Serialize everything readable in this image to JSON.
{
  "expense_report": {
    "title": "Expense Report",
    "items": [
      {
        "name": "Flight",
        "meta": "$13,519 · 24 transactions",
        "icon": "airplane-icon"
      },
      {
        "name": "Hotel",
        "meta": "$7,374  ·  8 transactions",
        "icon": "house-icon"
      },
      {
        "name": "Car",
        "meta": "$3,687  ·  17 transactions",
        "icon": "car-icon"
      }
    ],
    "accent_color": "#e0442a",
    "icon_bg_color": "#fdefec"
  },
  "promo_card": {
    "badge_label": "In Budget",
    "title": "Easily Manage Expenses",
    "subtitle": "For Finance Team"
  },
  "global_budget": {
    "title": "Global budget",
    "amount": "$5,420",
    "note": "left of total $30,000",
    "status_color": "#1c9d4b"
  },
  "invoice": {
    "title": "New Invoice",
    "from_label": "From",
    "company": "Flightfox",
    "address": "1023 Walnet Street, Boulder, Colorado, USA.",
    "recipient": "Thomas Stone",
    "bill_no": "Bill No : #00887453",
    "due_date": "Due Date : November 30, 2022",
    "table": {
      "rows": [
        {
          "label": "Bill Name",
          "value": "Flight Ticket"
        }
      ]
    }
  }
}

-.-.-

Check each line above for the word "transactions", and copy the lines where it appears.

        "meta": "$13,519 · 24 transactions",
        "meta": "$7,374  ·  8 transactions",
        "meta": "$3,687  ·  17 transactions",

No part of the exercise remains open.